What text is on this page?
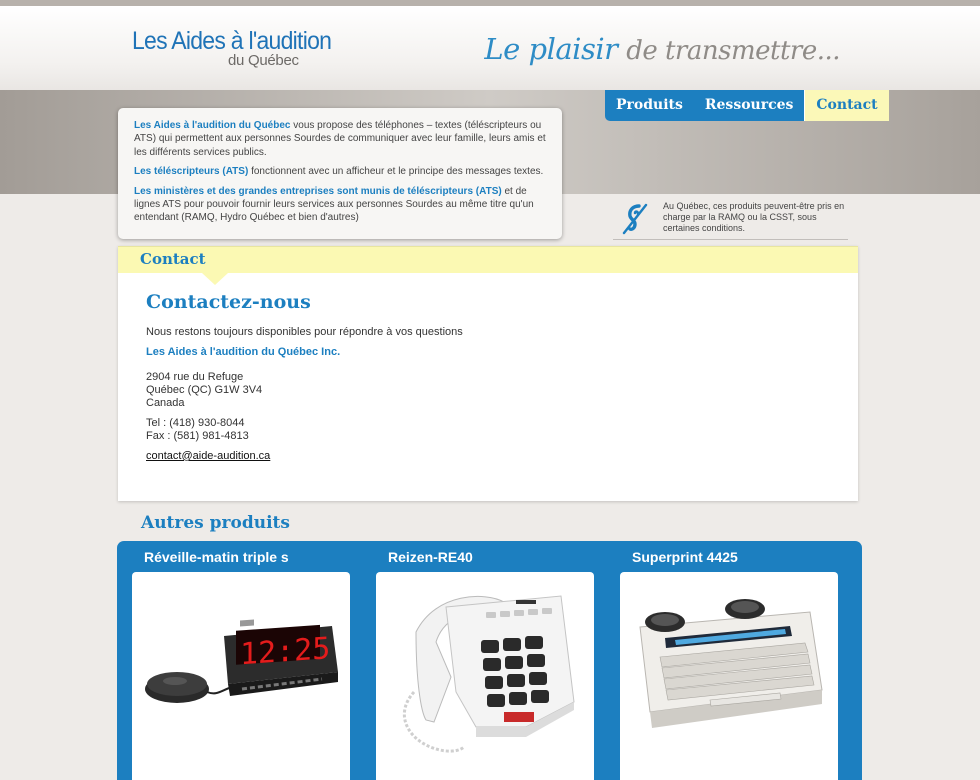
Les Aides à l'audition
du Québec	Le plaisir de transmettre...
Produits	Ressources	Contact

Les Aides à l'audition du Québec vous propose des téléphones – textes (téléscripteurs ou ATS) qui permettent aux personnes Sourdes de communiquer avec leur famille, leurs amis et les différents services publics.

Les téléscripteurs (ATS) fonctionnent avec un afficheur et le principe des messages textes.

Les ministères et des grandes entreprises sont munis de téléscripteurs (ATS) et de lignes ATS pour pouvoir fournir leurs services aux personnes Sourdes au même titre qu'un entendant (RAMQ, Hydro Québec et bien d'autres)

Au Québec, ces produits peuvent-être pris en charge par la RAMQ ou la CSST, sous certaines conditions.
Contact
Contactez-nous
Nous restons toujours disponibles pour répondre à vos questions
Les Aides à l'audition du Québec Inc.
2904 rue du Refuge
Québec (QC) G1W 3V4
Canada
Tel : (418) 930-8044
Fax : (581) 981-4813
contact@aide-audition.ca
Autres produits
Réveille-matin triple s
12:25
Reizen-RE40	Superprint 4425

■ ■ ■ ■

=== Task brief ===
Output every entry exactly as given; pictures are not part of the copy.

=== Task response ===
What text is on this page?
Les Aides à l'audition
du Québec	Le plaisir de transmettre...
Produits	Ressources	Contact

Les Aides à l'audition du Québec vous propose des téléphones – textes (téléscripteurs ou ATS) qui permettent aux personnes Sourdes de communiquer avec leur famille, leurs amis et les différents services publics.

Les téléscripteurs (ATS) fonctionnent avec un afficheur et le principe des messages textes.

Les ministères et des grandes entreprises sont munis de téléscripteurs (ATS) et de lignes ATS pour pouvoir fournir leurs services aux personnes Sourdes au même titre qu'un entendant (RAMQ, Hydro Québec et bien d'autres)

Au Québec, ces produits peuvent-être pris en charge par la RAMQ ou la CSST, sous certaines conditions.
Contact
Contactez-nous
Nous restons toujours disponibles pour répondre à vos questions
Les Aides à l'audition du Québec Inc.
2904 rue du Refuge
Québec (QC) G1W 3V4
Canada
Tel : (418) 930-8044
Fax : (581) 981-4813
contact@aide-audition.ca
Autres produits
Réveille-matin triple s
12:25
Reizen-RE40	Superprint 4425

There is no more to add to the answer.